Records of image elements and their boxes

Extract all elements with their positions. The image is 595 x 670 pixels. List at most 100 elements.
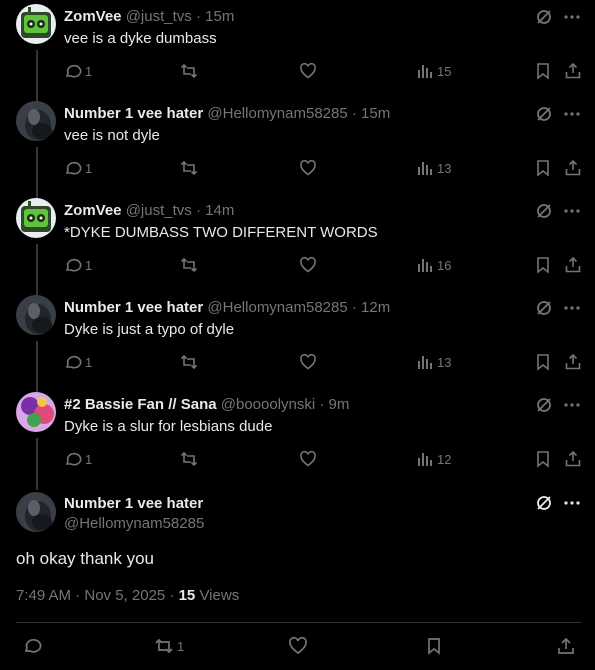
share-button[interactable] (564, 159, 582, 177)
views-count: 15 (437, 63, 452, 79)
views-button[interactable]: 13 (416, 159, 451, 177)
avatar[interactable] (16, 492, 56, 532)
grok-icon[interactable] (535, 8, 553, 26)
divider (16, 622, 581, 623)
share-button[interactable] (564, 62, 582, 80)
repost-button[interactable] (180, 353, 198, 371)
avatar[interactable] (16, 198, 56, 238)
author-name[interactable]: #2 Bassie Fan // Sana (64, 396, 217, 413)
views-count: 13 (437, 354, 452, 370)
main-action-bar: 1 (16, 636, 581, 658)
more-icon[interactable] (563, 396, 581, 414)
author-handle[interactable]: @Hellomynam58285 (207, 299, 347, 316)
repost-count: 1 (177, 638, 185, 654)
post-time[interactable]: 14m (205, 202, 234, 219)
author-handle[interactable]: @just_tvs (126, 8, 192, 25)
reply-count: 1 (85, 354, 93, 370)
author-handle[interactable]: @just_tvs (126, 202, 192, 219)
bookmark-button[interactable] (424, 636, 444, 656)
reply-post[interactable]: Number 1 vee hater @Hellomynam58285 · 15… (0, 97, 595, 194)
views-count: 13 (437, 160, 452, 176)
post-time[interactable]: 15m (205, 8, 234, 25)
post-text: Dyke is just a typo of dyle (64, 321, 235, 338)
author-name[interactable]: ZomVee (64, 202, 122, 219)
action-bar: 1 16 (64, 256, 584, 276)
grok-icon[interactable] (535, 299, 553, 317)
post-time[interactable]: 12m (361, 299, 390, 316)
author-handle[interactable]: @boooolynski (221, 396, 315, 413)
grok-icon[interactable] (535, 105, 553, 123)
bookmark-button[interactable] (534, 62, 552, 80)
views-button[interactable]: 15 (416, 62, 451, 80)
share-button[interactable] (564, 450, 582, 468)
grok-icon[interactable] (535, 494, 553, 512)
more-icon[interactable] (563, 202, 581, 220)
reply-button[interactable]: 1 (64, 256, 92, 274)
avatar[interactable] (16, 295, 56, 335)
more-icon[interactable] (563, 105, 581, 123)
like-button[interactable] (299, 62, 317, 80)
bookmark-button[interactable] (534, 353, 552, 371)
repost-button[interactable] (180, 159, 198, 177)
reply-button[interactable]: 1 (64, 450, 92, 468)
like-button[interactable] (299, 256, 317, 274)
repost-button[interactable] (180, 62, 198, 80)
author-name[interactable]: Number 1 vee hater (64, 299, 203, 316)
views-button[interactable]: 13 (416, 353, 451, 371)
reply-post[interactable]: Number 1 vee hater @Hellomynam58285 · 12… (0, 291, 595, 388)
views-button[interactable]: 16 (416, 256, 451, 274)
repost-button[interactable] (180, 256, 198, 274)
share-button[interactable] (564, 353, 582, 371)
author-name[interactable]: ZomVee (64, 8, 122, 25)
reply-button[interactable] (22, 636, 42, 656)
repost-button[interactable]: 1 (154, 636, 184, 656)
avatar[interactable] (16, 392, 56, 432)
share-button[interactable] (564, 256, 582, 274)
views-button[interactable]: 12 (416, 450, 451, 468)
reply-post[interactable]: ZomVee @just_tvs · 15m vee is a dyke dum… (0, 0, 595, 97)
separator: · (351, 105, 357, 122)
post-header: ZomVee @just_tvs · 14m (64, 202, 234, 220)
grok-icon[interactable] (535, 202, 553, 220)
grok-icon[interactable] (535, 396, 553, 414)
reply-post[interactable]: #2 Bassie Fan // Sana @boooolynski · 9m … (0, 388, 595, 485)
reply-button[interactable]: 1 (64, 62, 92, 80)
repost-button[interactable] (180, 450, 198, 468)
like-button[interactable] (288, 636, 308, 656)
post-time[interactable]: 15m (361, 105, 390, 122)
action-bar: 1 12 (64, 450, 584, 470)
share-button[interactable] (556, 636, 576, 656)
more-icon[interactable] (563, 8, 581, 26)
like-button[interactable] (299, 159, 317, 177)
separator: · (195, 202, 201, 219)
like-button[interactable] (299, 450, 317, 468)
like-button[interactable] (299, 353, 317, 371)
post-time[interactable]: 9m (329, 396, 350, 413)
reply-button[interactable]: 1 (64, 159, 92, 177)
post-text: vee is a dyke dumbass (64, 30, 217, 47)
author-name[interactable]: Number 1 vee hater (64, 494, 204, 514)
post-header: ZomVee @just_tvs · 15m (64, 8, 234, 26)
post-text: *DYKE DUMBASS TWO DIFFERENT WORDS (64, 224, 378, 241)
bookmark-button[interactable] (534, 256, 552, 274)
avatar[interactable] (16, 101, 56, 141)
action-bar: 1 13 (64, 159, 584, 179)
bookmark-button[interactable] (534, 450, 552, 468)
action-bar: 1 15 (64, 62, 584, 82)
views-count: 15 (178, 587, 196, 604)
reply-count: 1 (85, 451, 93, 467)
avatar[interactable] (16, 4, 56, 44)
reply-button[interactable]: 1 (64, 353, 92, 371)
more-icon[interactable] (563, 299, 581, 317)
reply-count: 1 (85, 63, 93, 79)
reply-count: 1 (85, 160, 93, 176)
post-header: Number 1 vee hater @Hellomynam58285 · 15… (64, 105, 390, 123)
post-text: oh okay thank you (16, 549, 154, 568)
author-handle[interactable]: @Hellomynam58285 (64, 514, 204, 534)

> **Task to carry out**:
Copy every line of the records above word for word, leaving out the pictures.

> **Solution to the exercise**:
Extract all elements with their positions. The image is 595 x 670 pixels. List at most 100 elements.
share-button[interactable] (564, 159, 582, 177)
views-count: 15 (437, 63, 452, 79)
views-button[interactable]: 13 (416, 159, 451, 177)
avatar[interactable] (16, 492, 56, 532)
grok-icon[interactable] (535, 8, 553, 26)
divider (16, 622, 581, 623)
share-button[interactable] (564, 62, 582, 80)
repost-button[interactable] (180, 353, 198, 371)
avatar[interactable] (16, 198, 56, 238)
author-name[interactable]: #2 Bassie Fan // Sana (64, 396, 217, 413)
views-count: 13 (437, 354, 452, 370)
main-action-bar: 1 (16, 636, 581, 658)
more-icon[interactable] (563, 396, 581, 414)
author-handle[interactable]: @Hellomynam58285 (207, 299, 347, 316)
repost-count: 1 (177, 638, 185, 654)
post-time[interactable]: 14m (205, 202, 234, 219)
author-handle[interactable]: @just_tvs (126, 8, 192, 25)
reply-count: 1 (85, 354, 93, 370)
author-handle[interactable]: @just_tvs (126, 202, 192, 219)
bookmark-button[interactable] (424, 636, 444, 656)
reply-post[interactable]: Number 1 vee hater @Hellomynam58285 · 15… (0, 97, 595, 194)
views-count: 13 (437, 160, 452, 176)
post-time[interactable]: 15m (205, 8, 234, 25)
post-text: Dyke is just a typo of dyle (64, 321, 235, 338)
author-name[interactable]: ZomVee (64, 202, 122, 219)
action-bar: 1 16 (64, 256, 584, 276)
grok-icon[interactable] (535, 299, 553, 317)
post-time[interactable]: 12m (361, 299, 390, 316)
author-handle[interactable]: @boooolynski (221, 396, 315, 413)
grok-icon[interactable] (535, 105, 553, 123)
bookmark-button[interactable] (534, 62, 552, 80)
views-button[interactable]: 15 (416, 62, 451, 80)
share-button[interactable] (564, 450, 582, 468)
grok-icon[interactable] (535, 494, 553, 512)
more-icon[interactable] (563, 202, 581, 220)
reply-button[interactable]: 1 (64, 256, 92, 274)
avatar[interactable] (16, 295, 56, 335)
more-icon[interactable] (563, 105, 581, 123)
like-button[interactable] (299, 62, 317, 80)
bookmark-button[interactable] (534, 353, 552, 371)
repost-button[interactable] (180, 159, 198, 177)
reply-button[interactable]: 1 (64, 450, 92, 468)
like-button[interactable] (299, 256, 317, 274)
repost-button[interactable] (180, 62, 198, 80)
author-name[interactable]: Number 1 vee hater (64, 299, 203, 316)
views-button[interactable]: 13 (416, 353, 451, 371)
reply-post[interactable]: Number 1 vee hater @Hellomynam58285 · 12… (0, 291, 595, 388)
views-button[interactable]: 16 (416, 256, 451, 274)
repost-button[interactable] (180, 256, 198, 274)
share-button[interactable] (564, 353, 582, 371)
author-name[interactable]: ZomVee (64, 8, 122, 25)
reply-button[interactable] (22, 636, 42, 656)
repost-button[interactable]: 1 (154, 636, 184, 656)
avatar[interactable] (16, 392, 56, 432)
share-button[interactable] (564, 256, 582, 274)
views-button[interactable]: 12 (416, 450, 451, 468)
reply-post[interactable]: ZomVee @just_tvs · 15m vee is a dyke dum… (0, 0, 595, 97)
separator: · (351, 105, 357, 122)
post-header: ZomVee @just_tvs · 14m (64, 202, 234, 220)
grok-icon[interactable] (535, 202, 553, 220)
grok-icon[interactable] (535, 396, 553, 414)
reply-post[interactable]: #2 Bassie Fan // Sana @boooolynski · 9m … (0, 388, 595, 485)
reply-button[interactable]: 1 (64, 62, 92, 80)
repost-button[interactable] (180, 450, 198, 468)
like-button[interactable] (288, 636, 308, 656)
post-time[interactable]: 15m (361, 105, 390, 122)
action-bar: 1 12 (64, 450, 584, 470)
share-button[interactable] (556, 636, 576, 656)
more-icon[interactable] (563, 8, 581, 26)
like-button[interactable] (299, 159, 317, 177)
separator: · (195, 202, 201, 219)
like-button[interactable] (299, 450, 317, 468)
like-button[interactable] (299, 353, 317, 371)
post-time[interactable]: 9m (329, 396, 350, 413)
reply-button[interactable]: 1 (64, 159, 92, 177)
post-text: vee is a dyke dumbass (64, 30, 217, 47)
author-name[interactable]: Number 1 vee hater (64, 494, 204, 514)
post-header: ZomVee @just_tvs · 15m (64, 8, 234, 26)
post-text: *DYKE DUMBASS TWO DIFFERENT WORDS (64, 224, 378, 241)
bookmark-button[interactable] (534, 256, 552, 274)
avatar[interactable] (16, 101, 56, 141)
action-bar: 1 13 (64, 159, 584, 179)
bookmark-button[interactable] (534, 450, 552, 468)
action-bar: 1 15 (64, 62, 584, 82)
views-count: 15 (178, 587, 196, 604)
reply-count: 1 (85, 451, 93, 467)
avatar[interactable] (16, 4, 56, 44)
reply-button[interactable]: 1 (64, 353, 92, 371)
more-icon[interactable] (563, 299, 581, 317)
reply-count: 1 (85, 63, 93, 79)
reply-count: 1 (85, 160, 93, 176)
post-header: Number 1 vee hater @Hellomynam58285 · 15… (64, 105, 390, 123)
post-text: oh okay thank you (16, 549, 154, 568)
author-handle[interactable]: @Hellomynam58285 (64, 514, 204, 534)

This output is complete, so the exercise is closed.